▶ [EXERCISE]
Render every entry exactly as it appears.

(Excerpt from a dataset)
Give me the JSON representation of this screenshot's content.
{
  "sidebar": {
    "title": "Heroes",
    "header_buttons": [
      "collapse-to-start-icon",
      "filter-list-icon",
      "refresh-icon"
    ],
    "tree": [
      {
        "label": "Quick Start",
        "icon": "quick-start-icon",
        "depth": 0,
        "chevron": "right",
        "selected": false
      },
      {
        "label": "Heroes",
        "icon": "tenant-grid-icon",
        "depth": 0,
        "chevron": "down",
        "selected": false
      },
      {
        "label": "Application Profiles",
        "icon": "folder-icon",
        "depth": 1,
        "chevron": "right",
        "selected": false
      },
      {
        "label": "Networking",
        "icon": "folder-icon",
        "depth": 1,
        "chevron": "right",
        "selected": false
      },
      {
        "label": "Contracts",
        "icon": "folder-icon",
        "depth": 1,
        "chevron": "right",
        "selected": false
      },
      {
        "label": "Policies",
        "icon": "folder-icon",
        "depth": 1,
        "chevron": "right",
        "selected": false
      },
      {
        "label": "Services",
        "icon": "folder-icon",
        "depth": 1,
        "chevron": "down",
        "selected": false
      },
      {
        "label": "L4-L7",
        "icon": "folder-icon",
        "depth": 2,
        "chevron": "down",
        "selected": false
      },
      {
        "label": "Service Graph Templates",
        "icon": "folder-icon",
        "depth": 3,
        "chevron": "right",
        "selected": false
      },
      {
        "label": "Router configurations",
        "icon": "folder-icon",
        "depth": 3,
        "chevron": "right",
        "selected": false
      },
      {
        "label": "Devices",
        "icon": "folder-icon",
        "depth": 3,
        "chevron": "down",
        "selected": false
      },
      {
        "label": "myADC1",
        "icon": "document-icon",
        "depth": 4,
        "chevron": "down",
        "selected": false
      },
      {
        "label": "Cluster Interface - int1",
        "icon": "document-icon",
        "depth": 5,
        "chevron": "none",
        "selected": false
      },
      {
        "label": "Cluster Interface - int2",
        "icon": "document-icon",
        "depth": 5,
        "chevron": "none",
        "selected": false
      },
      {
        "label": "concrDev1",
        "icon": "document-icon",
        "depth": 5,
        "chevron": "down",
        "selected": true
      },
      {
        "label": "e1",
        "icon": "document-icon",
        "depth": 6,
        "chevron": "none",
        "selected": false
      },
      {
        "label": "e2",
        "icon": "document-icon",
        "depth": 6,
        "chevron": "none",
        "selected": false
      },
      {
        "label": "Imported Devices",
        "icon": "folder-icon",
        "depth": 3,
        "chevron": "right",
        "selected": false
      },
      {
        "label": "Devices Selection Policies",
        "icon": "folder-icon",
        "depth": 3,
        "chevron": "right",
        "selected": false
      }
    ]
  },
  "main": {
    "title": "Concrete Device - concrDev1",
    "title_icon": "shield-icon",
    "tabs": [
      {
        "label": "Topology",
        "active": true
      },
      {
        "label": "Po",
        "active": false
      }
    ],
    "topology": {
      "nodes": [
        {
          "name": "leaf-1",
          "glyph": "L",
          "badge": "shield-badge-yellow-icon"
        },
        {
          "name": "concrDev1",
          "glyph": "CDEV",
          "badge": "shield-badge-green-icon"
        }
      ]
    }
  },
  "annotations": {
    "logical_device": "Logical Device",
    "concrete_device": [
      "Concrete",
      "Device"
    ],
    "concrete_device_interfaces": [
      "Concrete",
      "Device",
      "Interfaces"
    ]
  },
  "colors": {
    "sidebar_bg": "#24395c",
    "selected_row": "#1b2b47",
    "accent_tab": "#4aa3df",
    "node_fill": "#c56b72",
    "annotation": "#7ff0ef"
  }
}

▶ [TASK RESPONSE]
Give me the JSON representation of this screenshot's content.
{
  "sidebar": {
    "title": "Heroes",
    "header_buttons": [
      "collapse-to-start-icon",
      "filter-list-icon",
      "refresh-icon"
    ],
    "tree": [
      {
        "label": "Quick Start",
        "icon": "quick-start-icon",
        "depth": 0,
        "chevron": "right",
        "selected": false
      },
      {
        "label": "Heroes",
        "icon": "tenant-grid-icon",
        "depth": 0,
        "chevron": "down",
        "selected": false
      },
      {
        "label": "Application Profiles",
        "icon": "folder-icon",
        "depth": 1,
        "chevron": "right",
        "selected": false
      },
      {
        "label": "Networking",
        "icon": "folder-icon",
        "depth": 1,
        "chevron": "right",
        "selected": false
      },
      {
        "label": "Contracts",
        "icon": "folder-icon",
        "depth": 1,
        "chevron": "right",
        "selected": false
      },
      {
        "label": "Policies",
        "icon": "folder-icon",
        "depth": 1,
        "chevron": "right",
        "selected": false
      },
      {
        "label": "Services",
        "icon": "folder-icon",
        "depth": 1,
        "chevron": "down",
        "selected": false
      },
      {
        "label": "L4-L7",
        "icon": "folder-icon",
        "depth": 2,
        "chevron": "down",
        "selected": false
      },
      {
        "label": "Service Graph Templates",
        "icon": "folder-icon",
        "depth": 3,
        "chevron": "right",
        "selected": false
      },
      {
        "label": "Router configurations",
        "icon": "folder-icon",
        "depth": 3,
        "chevron": "right",
        "selected": false
      },
      {
        "label": "Devices",
        "icon": "folder-icon",
        "depth": 3,
        "chevron": "down",
        "selected": false
      },
      {
        "label": "myADC1",
        "icon": "document-icon",
        "depth": 4,
        "chevron": "down",
        "selected": false
      },
      {
        "label": "Cluster Interface - int1",
        "icon": "document-icon",
        "depth": 5,
        "chevron": "none",
        "selected": false
      },
      {
        "label": "Cluster Interface - int2",
        "icon": "document-icon",
        "depth": 5,
        "chevron": "none",
        "selected": false
      },
      {
        "label": "concrDev1",
        "icon": "document-icon",
        "depth": 5,
        "chevron": "down",
        "selected": true
      },
      {
        "label": "e1",
        "icon": "document-icon",
        "depth": 6,
        "chevron": "none",
        "selected": false
      },
      {
        "label": "e2",
        "icon": "document-icon",
        "depth": 6,
        "chevron": "none",
        "selected": false
      },
      {
        "label": "Imported Devices",
        "icon": "folder-icon",
        "depth": 3,
        "chevron": "right",
        "selected": false
      },
      {
        "label": "Devices Selection Policies",
        "icon": "folder-icon",
        "depth": 3,
        "chevron": "right",
        "selected": false
      }
    ]
  },
  "main": {
    "title": "Concrete Device - concrDev1",
    "title_icon": "shield-icon",
    "tabs": [
      {
        "label": "Topology",
        "active": true
      },
      {
        "label": "Po",
        "active": false
      }
    ],
    "topology": {
      "nodes": [
        {
          "name": "leaf-1",
          "glyph": "L",
          "badge": "shield-badge-yellow-icon"
        },
        {
          "name": "concrDev1",
          "glyph": "CDEV",
          "badge": "shield-badge-green-icon"
        }
      ]
    }
  },
  "annotations": {
    "logical_device": "Logical Device",
    "concrete_device": [
      "Concrete",
      "Device"
    ],
    "concrete_device_interfaces": [
      "Concrete",
      "Device",
      "Interfaces"
    ]
  },
  "colors": {
    "sidebar_bg": "#24395c",
    "selected_row": "#1b2b47",
    "accent_tab": "#4aa3df",
    "node_fill": "#c56b72",
    "annotation": "#7ff0ef"
  }
}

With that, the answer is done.